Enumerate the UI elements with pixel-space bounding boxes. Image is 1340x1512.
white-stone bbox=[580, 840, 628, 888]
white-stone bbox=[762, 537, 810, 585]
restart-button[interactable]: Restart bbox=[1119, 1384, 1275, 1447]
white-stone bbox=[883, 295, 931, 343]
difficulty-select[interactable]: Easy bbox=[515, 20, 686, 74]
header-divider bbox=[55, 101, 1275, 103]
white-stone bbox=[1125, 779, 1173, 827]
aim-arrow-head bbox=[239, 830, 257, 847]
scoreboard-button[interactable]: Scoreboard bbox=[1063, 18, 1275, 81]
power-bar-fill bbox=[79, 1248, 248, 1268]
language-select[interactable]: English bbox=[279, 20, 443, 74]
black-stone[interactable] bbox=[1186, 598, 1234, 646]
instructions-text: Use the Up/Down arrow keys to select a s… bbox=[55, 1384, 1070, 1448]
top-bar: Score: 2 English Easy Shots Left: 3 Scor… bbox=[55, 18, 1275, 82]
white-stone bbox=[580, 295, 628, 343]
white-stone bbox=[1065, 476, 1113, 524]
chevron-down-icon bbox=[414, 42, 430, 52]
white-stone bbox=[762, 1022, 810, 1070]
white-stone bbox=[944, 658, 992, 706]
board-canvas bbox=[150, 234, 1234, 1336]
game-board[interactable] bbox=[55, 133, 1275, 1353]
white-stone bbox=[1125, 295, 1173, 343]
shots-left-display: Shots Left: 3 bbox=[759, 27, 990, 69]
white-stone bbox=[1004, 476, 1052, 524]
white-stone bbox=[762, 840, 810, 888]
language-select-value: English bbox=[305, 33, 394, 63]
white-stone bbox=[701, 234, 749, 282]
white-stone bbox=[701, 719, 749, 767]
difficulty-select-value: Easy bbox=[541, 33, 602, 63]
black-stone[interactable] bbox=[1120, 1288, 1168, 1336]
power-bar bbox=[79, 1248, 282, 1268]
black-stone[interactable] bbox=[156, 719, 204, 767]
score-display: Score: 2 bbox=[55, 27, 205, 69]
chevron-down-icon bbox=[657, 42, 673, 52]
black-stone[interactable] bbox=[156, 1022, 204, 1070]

◇ ◇ ◇ ◇

#### INSTRUCTIONS FOR THE TASK
Rewrite the lines above, swapping "white-stone" for "gray-stone" everywhere it occurs and leaving everything else unchanged.

#### EXERCISE RESULT
Enumerate the UI elements with pixel-space bounding boxes. Image is 1340x1512.
gray-stone bbox=[580, 840, 628, 888]
gray-stone bbox=[762, 537, 810, 585]
restart-button[interactable]: Restart bbox=[1119, 1384, 1275, 1447]
gray-stone bbox=[883, 295, 931, 343]
difficulty-select[interactable]: Easy bbox=[515, 20, 686, 74]
header-divider bbox=[55, 101, 1275, 103]
gray-stone bbox=[1125, 779, 1173, 827]
aim-arrow-head bbox=[239, 830, 257, 847]
scoreboard-button[interactable]: Scoreboard bbox=[1063, 18, 1275, 81]
power-bar-fill bbox=[79, 1248, 248, 1268]
language-select[interactable]: English bbox=[279, 20, 443, 74]
black-stone[interactable] bbox=[1186, 598, 1234, 646]
instructions-text: Use the Up/Down arrow keys to select a s… bbox=[55, 1384, 1070, 1448]
top-bar: Score: 2 English Easy Shots Left: 3 Scor… bbox=[55, 18, 1275, 82]
gray-stone bbox=[580, 295, 628, 343]
gray-stone bbox=[1065, 476, 1113, 524]
chevron-down-icon bbox=[414, 42, 430, 52]
gray-stone bbox=[762, 1022, 810, 1070]
gray-stone bbox=[944, 658, 992, 706]
board-canvas bbox=[150, 234, 1234, 1336]
game-board[interactable] bbox=[55, 133, 1275, 1353]
gray-stone bbox=[1125, 295, 1173, 343]
shots-left-display: Shots Left: 3 bbox=[759, 27, 990, 69]
gray-stone bbox=[1004, 476, 1052, 524]
gray-stone bbox=[762, 840, 810, 888]
language-select-value: English bbox=[305, 33, 394, 63]
gray-stone bbox=[701, 234, 749, 282]
gray-stone bbox=[701, 719, 749, 767]
difficulty-select-value: Easy bbox=[541, 33, 602, 63]
black-stone[interactable] bbox=[1120, 1288, 1168, 1336]
power-bar bbox=[79, 1248, 282, 1268]
black-stone[interactable] bbox=[156, 719, 204, 767]
score-display: Score: 2 bbox=[55, 27, 205, 69]
chevron-down-icon bbox=[657, 42, 673, 52]
black-stone[interactable] bbox=[156, 1022, 204, 1070]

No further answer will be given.